### BRIEF
Reproduce the lines that begin with the line containing "series-line-sdr-gold [19, 136, 760, 411]" and end with the line containing "y-tick-label: 3700 [716, 191, 740, 203]", including both of those lines.

### LISTING
___
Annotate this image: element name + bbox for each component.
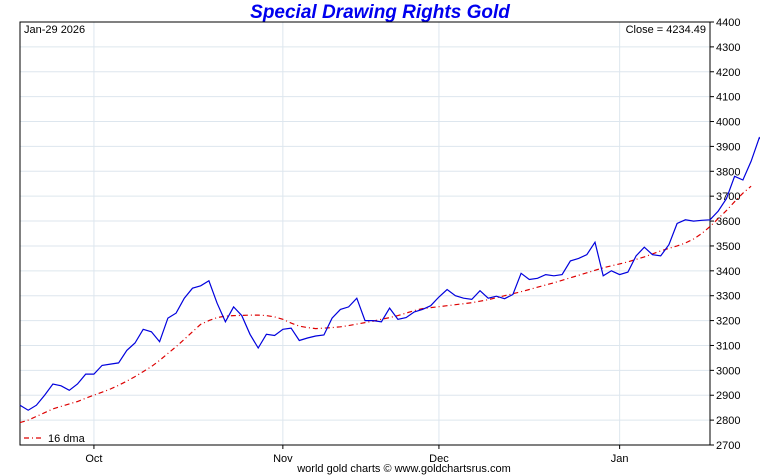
series-line-sdr-gold [19, 136, 760, 411]
series-line-16-dma [19, 185, 752, 424]
y-tick-label: 3100 [716, 340, 740, 352]
plot-frame [19, 21, 711, 446]
y-tick-label: 3500 [716, 241, 740, 253]
chart-title: Special Drawing Rights Gold [250, 2, 510, 23]
y-tick-label: 4400 [716, 17, 740, 29]
y-tick-label: 3600 [716, 216, 740, 228]
y-tick-label: 3200 [716, 316, 740, 328]
y-tick-label: 3400 [716, 266, 740, 278]
y-tick-label: 4000 [716, 117, 740, 129]
y-tick-label: 3800 [716, 166, 740, 178]
y-tick-label: 2700 [716, 440, 740, 452]
footer-credit: world gold charts © www.goldchartsrus.co… [296, 463, 511, 475]
y-tick-label: 4100 [716, 92, 740, 104]
y-tick-label: 3000 [716, 365, 740, 377]
y-tick-label: 2800 [716, 415, 740, 427]
legend-label-16-dma: 16 dma [48, 433, 86, 445]
date-label: Jan-29 2026 [24, 24, 85, 36]
y-tick-label: 3900 [716, 141, 740, 153]
grid [20, 21, 710, 446]
y-tick-label: 3700 [716, 191, 740, 203]
close-label: Close = 4234.49 [626, 24, 706, 36]
x-tick-label: Jan [611, 453, 629, 465]
y-tick-label: 3300 [716, 291, 740, 303]
x-tick-label: Dec [429, 453, 449, 465]
y-tick-label: 4200 [716, 67, 740, 79]
y-tick-label: 4300 [716, 42, 740, 54]
axis-ticks: 2700 2800 2900 3000 3100 3200 3300 3400 3500 3600… [85, 17, 740, 465]
x-tick-label: Nov [273, 453, 293, 465]
y-tick-label: 2900 [716, 390, 740, 402]
x-tick-label: Oct [85, 453, 102, 465]
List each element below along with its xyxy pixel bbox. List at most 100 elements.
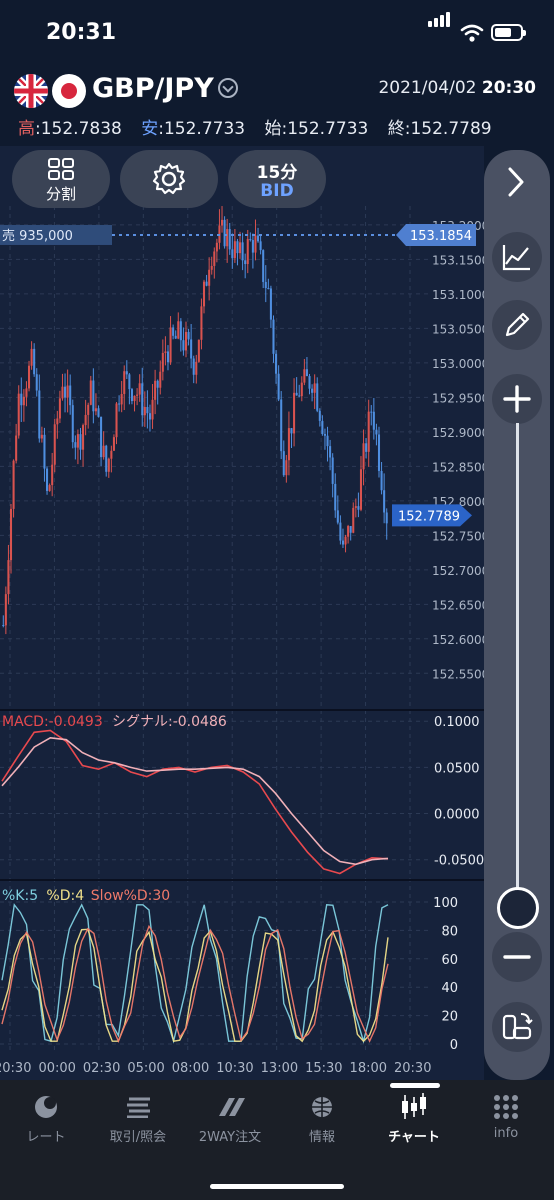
- tab-info[interactable]: 情報: [276, 1094, 368, 1145]
- candle-body: [344, 536, 347, 545]
- candle-body: [154, 380, 157, 400]
- zoom-slider-track[interactable]: [516, 423, 519, 908]
- currency-pair-title[interactable]: GBP/JPY: [92, 73, 214, 104]
- chart-area[interactable]: 153.2000153.1500153.1000153.0500153.0000…: [0, 146, 484, 1080]
- pair-dropdown-icon[interactable]: [218, 78, 238, 98]
- price-tick-label: 152.7500: [432, 529, 484, 543]
- date-text: 2021/04/02: [378, 78, 477, 98]
- candle-body: [115, 403, 118, 438]
- candle-body: [46, 468, 49, 491]
- candle-body: [123, 371, 126, 394]
- candle-body: [79, 434, 82, 450]
- split-button[interactable]: 分割: [12, 150, 110, 208]
- candle-body: [249, 239, 252, 241]
- candle-body: [202, 281, 206, 307]
- tab-chart[interactable]: チャート: [368, 1093, 460, 1145]
- time-tick-label: 08:00: [172, 1061, 209, 1076]
- candle-body: [200, 306, 203, 340]
- stoch-tick-label: 0: [450, 1038, 458, 1053]
- tab-more[interactable]: info: [460, 1094, 552, 1141]
- chart-icon: [402, 1093, 426, 1119]
- indicator-button[interactable]: [492, 232, 542, 282]
- tab-rate[interactable]: レート: [0, 1094, 92, 1145]
- candle-body: [357, 506, 360, 510]
- split-label: 分割: [45, 185, 76, 203]
- chart-svg[interactable]: 153.2000153.1500153.1000153.0500153.0000…: [0, 146, 484, 1080]
- time-tick-label: 18:00: [350, 1061, 387, 1076]
- macd-line: [1, 729, 389, 875]
- candle-body: [128, 374, 131, 390]
- settings-button[interactable]: [120, 150, 218, 208]
- uk-flag-icon: [14, 74, 48, 108]
- candle-body: [53, 424, 56, 465]
- candle-body: [7, 560, 10, 595]
- candle-body: [254, 235, 257, 253]
- stoch-d-line: [1, 928, 389, 1043]
- candle-body: [182, 340, 185, 351]
- line-chart-icon: [502, 245, 530, 271]
- candle-body: [362, 443, 365, 470]
- candle-body: [213, 251, 216, 266]
- candle-body: [223, 219, 226, 247]
- chevron-right-icon[interactable]: [506, 166, 526, 198]
- candle-body: [359, 469, 363, 510]
- candle-body: [151, 399, 154, 420]
- plus-icon: [503, 385, 531, 413]
- price-tick-label: 152.6000: [432, 633, 484, 647]
- period-button[interactable]: 15分 BID: [228, 150, 326, 208]
- rotate-button[interactable]: [492, 1002, 542, 1052]
- current-price-tag: [392, 504, 472, 527]
- candle-body: [148, 413, 151, 420]
- candle-body: [308, 376, 311, 389]
- zoom-slider-thumb[interactable]: [497, 887, 539, 929]
- candle-body: [236, 241, 239, 254]
- candle-body: [383, 490, 386, 513]
- candle-body: [58, 398, 61, 419]
- macd-tick-label: 0.1000: [434, 715, 480, 730]
- zoom-out-button[interactable]: [492, 932, 542, 982]
- time-tick-label: 20:30: [394, 1061, 431, 1076]
- order-price-label: 153.1854: [410, 229, 472, 244]
- candle-body: [130, 389, 133, 402]
- candle-body: [272, 319, 275, 354]
- candle-body: [300, 382, 303, 397]
- candle-body: [107, 458, 110, 472]
- candle-body: [231, 249, 234, 259]
- tab-2way[interactable]: 2WAY注文: [184, 1094, 276, 1145]
- candle-body: [375, 429, 378, 435]
- candle-body: [197, 339, 200, 362]
- candle-body: [331, 457, 334, 484]
- candle-body: [370, 411, 373, 413]
- candle-body: [136, 394, 139, 396]
- candle-body: [33, 348, 36, 375]
- candle-body: [220, 219, 224, 226]
- candle-body: [377, 434, 381, 471]
- candle-body: [298, 395, 301, 397]
- candle-body: [97, 408, 100, 417]
- grid-icon: [494, 1095, 518, 1119]
- candle-body: [43, 434, 46, 469]
- stoch-legend: %D:4: [46, 888, 84, 904]
- candle-body: [69, 385, 72, 406]
- candle-body: [105, 445, 108, 472]
- candle-body: [349, 526, 352, 533]
- zoom-in-button[interactable]: [492, 374, 542, 424]
- candle-body: [143, 406, 146, 416]
- candle-body: [161, 352, 164, 372]
- drawing-button[interactable]: [492, 300, 542, 350]
- candle-body: [277, 373, 280, 400]
- tab-trade[interactable]: 取引/照会: [92, 1094, 184, 1145]
- macd-tick-label: -0.0500: [434, 854, 484, 869]
- candle-body: [48, 485, 51, 491]
- candle-body: [208, 269, 211, 286]
- candle-body: [285, 460, 288, 476]
- candle-body: [210, 265, 213, 270]
- stoch-legend: Slow%D:30: [91, 888, 170, 904]
- candle-body: [35, 374, 38, 391]
- candle-body: [318, 410, 321, 421]
- candle-body: [311, 388, 314, 393]
- candle-body: [169, 327, 172, 363]
- time-tick-label: 13:00: [261, 1061, 298, 1076]
- candle-body: [282, 451, 285, 476]
- stoch-tick-label: 100: [433, 896, 458, 911]
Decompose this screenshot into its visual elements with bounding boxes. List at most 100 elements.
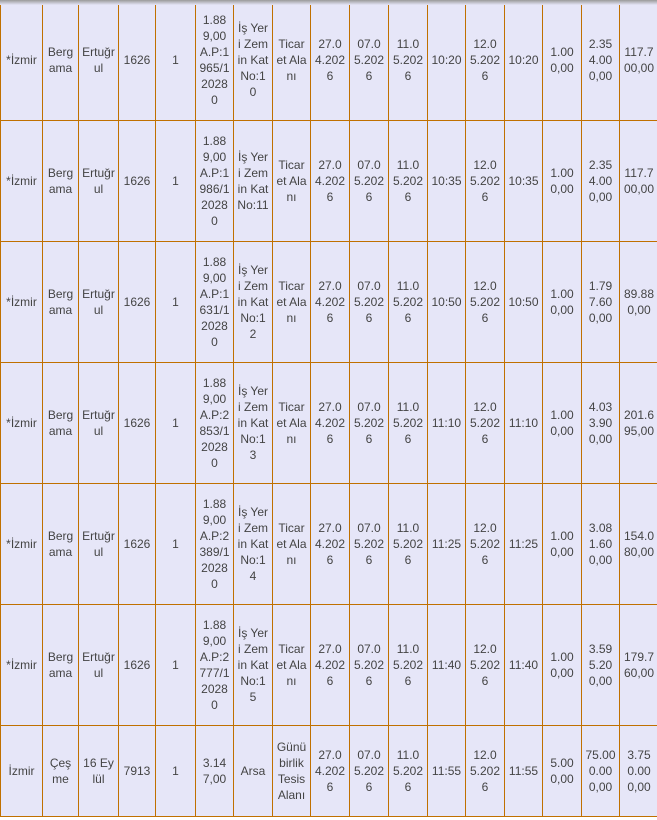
cell-date-3: 11.05.2026 [388,483,428,605]
cell-date-1: 27.04.2026 [310,604,350,726]
cell-zoning: Ticaret Alanı [272,604,311,726]
cell-date-2: 07.05.2026 [349,120,389,242]
cell-time-1: 11:55 [427,725,466,817]
cell-block: 1626 [118,362,156,484]
cell-date-2: 07.05.2026 [349,241,389,363]
cell-city: *İzmir [0,483,43,605]
cell-parcel: 1 [155,241,196,363]
cell-zoning: Ticaret Alanı [272,0,311,121]
cell-date-4: 12.05.2026 [465,362,505,484]
cell-parcel: 1 [155,604,196,726]
cell-area: 1.889,00 A.P:2389/12028 0 [195,483,234,605]
cell-block: 1626 [118,241,156,363]
cell-property-type: İş Yeri Zemin Kat No:12 [233,241,273,363]
cell-guarantee: 3.750.000,00 [619,725,657,817]
cell-block: 1626 [118,120,156,242]
cell-guarantee: 117.700,00 [619,120,657,242]
cell-city: *İzmir [0,604,43,726]
cell-date-3: 11.05.2026 [388,120,428,242]
cell-area: 1.889,00 A.P:1631/12028 0 [195,241,234,363]
cell-date-1: 27.04.2026 [310,120,350,242]
cell-parcel: 1 [155,725,196,817]
cell-property-type: İş Yeri Zemin Kat No:14 [233,483,273,605]
cell-date-4: 12.05.2026 [465,241,505,363]
cell-property-type: Arsa [233,725,273,817]
cell-zoning: Ticaret Alanı [272,241,311,363]
cell-neighborhood: Ertuğrul [78,120,119,242]
cell-date-1: 27.04.2026 [310,483,350,605]
cell-date-3: 11.05.2026 [388,0,428,121]
cell-time-1: 10:50 [427,241,466,363]
cell-district: Bergama [42,483,79,605]
cell-estimated-value: 4.033.900,00 [581,362,620,484]
cell-date-3: 11.05.2026 [388,725,428,817]
cell-date-2: 07.05.2026 [349,604,389,726]
cell-deposit: 1.000,00 [542,241,582,363]
cell-date-1: 27.04.2026 [310,241,350,363]
cell-time-2: 10:50 [504,241,543,363]
cell-district: Bergama [42,604,79,726]
cell-time-2: 11:25 [504,483,543,605]
cell-date-2: 07.05.2026 [349,362,389,484]
cell-time-2: 11:55 [504,725,543,817]
cell-city: *İzmir [0,362,43,484]
cell-area: 1.889,00 A.P:2853/12028 0 [195,362,234,484]
top-shadow [0,0,657,5]
cell-date-1: 27.04.2026 [310,0,350,121]
cell-estimated-value: 2.354.000,00 [581,120,620,242]
cell-time-2: 11:10 [504,362,543,484]
table-row: *İzmir Bergama Ertuğrul 1626 1 1.889,00 A.P:2… [0,483,657,605]
cell-deposit: 1.000,00 [542,483,582,605]
cell-area: 3.147,00 [195,725,234,817]
cell-city: İzmir [0,725,43,817]
cell-deposit: 5.000,00 [542,725,582,817]
cell-city: *İzmir [0,120,43,242]
cell-neighborhood: Ertuğrul [78,362,119,484]
cell-date-4: 12.05.2026 [465,0,505,121]
cell-block: 1626 [118,0,156,121]
cell-neighborhood: Ertuğrul [78,483,119,605]
cell-district: Çeşme [42,725,79,817]
cell-zoning: Ticaret Alanı [272,362,311,484]
cell-time-1: 10:35 [427,120,466,242]
cell-block: 7913 [118,725,156,817]
cell-district: Bergama [42,241,79,363]
cell-parcel: 1 [155,483,196,605]
cell-date-4: 12.05.2026 [465,483,505,605]
cell-zoning: Günübirlik Tesis Alanı [272,725,311,817]
cell-deposit: 1.000,00 [542,120,582,242]
cell-date-1: 27.04.2026 [310,725,350,817]
table-row: *İzmir Bergama Ertuğrul 1626 1 1.889,00 A.P:2… [0,604,657,726]
cell-time-1: 11:25 [427,483,466,605]
cell-area: 1.889,00 A.P:1986/12028 0 [195,120,234,242]
cell-block: 1626 [118,483,156,605]
cell-city: *İzmir [0,0,43,121]
table-row: *İzmir Bergama Ertuğrul 1626 1 1.889,00 A.P:1… [0,241,657,363]
cell-estimated-value: 3.081.600,00 [581,483,620,605]
cell-district: Bergama [42,0,79,121]
cell-zoning: Ticaret Alanı [272,483,311,605]
cell-estimated-value: 75.000.000,00 [581,725,620,817]
cell-property-type: İş Yeri Zemin Kat No:10 [233,0,273,121]
cell-time-2: 10:20 [504,0,543,121]
cell-neighborhood: Ertuğrul [78,241,119,363]
table-row: *İzmir Bergama Ertuğrul 1626 1 1.889,00 A.P:1… [0,0,657,121]
cell-neighborhood: Ertuğrul [78,0,119,121]
cell-parcel: 1 [155,0,196,121]
cell-date-3: 11.05.2026 [388,241,428,363]
cell-date-4: 12.05.2026 [465,120,505,242]
cell-property-type: İş Yeri Zemin Kat No:15 [233,604,273,726]
cell-time-1: 10:20 [427,0,466,121]
cell-date-1: 27.04.2026 [310,362,350,484]
cell-time-2: 10:35 [504,120,543,242]
cell-time-2: 11:40 [504,604,543,726]
cell-date-4: 12.05.2026 [465,604,505,726]
table-row: *İzmir Bergama Ertuğrul 1626 1 1.889,00 A.P:1… [0,120,657,242]
cell-district: Bergama [42,120,79,242]
cell-parcel: 1 [155,120,196,242]
cell-deposit: 1.000,00 [542,362,582,484]
cell-neighborhood: 16 Eylül [78,725,119,817]
cell-guarantee: 179.760,00 [619,604,657,726]
cell-estimated-value: 2.354.000,00 [581,0,620,121]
___
### THE ANSWER
series-line-sdr-gold [19, 136, 760, 411]
series-line-16-dma [19, 185, 752, 424]
y-tick-label: 3100 [716, 340, 740, 352]
plot-frame [19, 21, 711, 446]
y-tick-label: 3500 [716, 241, 740, 253]
chart-title: Special Drawing Rights Gold [250, 2, 510, 23]
y-tick-label: 4400 [716, 17, 740, 29]
y-tick-label: 3600 [716, 216, 740, 228]
y-tick-label: 3200 [716, 316, 740, 328]
y-tick-label: 3400 [716, 266, 740, 278]
y-tick-label: 4000 [716, 117, 740, 129]
y-tick-label: 3800 [716, 166, 740, 178]
y-tick-label: 2700 [716, 440, 740, 452]
footer-credit: world gold charts © www.goldchartsrus.co… [296, 463, 511, 475]
y-tick-label: 4100 [716, 92, 740, 104]
y-tick-label: 3000 [716, 365, 740, 377]
y-tick-label: 2800 [716, 415, 740, 427]
legend-label-16-dma: 16 dma [48, 433, 86, 445]
date-label: Jan-29 2026 [24, 24, 85, 36]
y-tick-label: 3900 [716, 141, 740, 153]
grid [20, 21, 710, 446]
y-tick-label: 3700 [716, 191, 740, 203]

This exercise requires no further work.